> [The request]: Pick up the forum discussion about unitarity and cross sections and continue it after its last sentence.

Unitarity means the S-matrix is unitary: SS = I. http://isites.harvard.edu/fs/docs/icb.topic473482.files/23-unitarity.pdf.
 
In Fermi's theory of weak interactions, the cross section for neutrino scattering would increase without limit as the energy increases, but cross sections are limited by unitarity.
 
thanks.

thanks Bil_K, it seems there is an explanation of that in your link, I will once watch into it more carefully
 
Bill_K said:
Unitarity means the S-matrix is unitary: SS = I. http://isites.harvard.edu/fs/docs/icb.topic473482.files/23-unitarity.pdf.

Do you know how the author of those notes derived the conclusion that cross-sections cannot be arbitrarily large from equation 70? You can have each of your Legendre coefficients less than 1, but that doesn't guarantee that the series converges.
 
Bill_K said:
http://isites.harvard.edu/fs/docs/icb.topic473482.files/23-unitarity.pdf.
The last paragraph is crucial:
"Keep in mind, this is not a statement that unitarity is violated in these theories. It says that unitary would be violated, if we could trust perturbation theory, which we can’t."

> [Stored rows]:

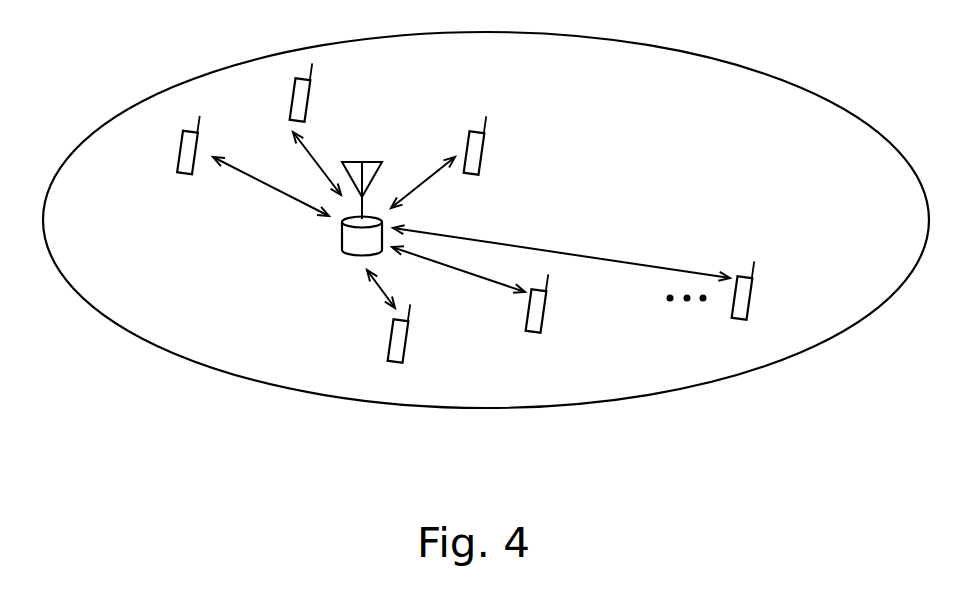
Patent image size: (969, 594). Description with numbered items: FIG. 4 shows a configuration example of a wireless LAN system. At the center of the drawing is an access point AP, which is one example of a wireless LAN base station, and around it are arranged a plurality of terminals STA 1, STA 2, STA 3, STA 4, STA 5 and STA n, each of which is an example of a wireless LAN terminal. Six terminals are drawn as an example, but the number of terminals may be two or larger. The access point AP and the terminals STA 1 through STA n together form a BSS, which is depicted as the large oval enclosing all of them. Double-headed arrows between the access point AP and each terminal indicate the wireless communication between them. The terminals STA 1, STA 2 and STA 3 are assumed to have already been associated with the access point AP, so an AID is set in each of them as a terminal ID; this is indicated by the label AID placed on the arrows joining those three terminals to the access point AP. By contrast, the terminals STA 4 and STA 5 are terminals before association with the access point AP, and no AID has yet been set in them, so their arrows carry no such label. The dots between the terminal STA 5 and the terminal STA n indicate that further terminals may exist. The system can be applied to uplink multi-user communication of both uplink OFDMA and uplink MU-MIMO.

The element BSS is at (486, 220).
The access point AP is at (342, 250).
The element AID is at (339, 174).
The terminal STA 1 is at (181, 164).
The terminal STA 2 is at (306, 84).
The terminal STA 3 is at (480, 145).
The terminal STA 4 is at (404, 356).
The terminal STA 5 is at (541, 320).
The terminal STA n is at (747, 290).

> [Reply]:
It's easy to understand that perturbation theory violates the unitarity of the S matrix. The S-matrix is (formally) derived from the time-evolution operator of states in the interaction picture, which reads
\hat{S}=\mathcal{T}_c \exp \left [-\mathrm{i} \int_{-\infty}^{\infty} \mathrm{d} t' \exp(-0^+ |t'|)\hat{H}_I(t') \right],
where I've put in the usual Gell-Mann-Low adiabatic switching of the interaction. Perturbation theory now uses the power expansion of the exponential, and this immediately makes clear that the approximate S matrix is not unitary at any finite order of perturbation theory. This explains why cross section, evaluated outside of the applicability of perturbation theory, violate unitarity constraints.
 
vanhees71 said:
Perturbation theory now uses the power expansion of the exponential, and this immediately makes clear that the approximate S matrix is not unitary at any finite order of perturbation theory.

Of course, but the question rather seems to be whether you can approximately resum partial series so that the approximate result is unitary or not.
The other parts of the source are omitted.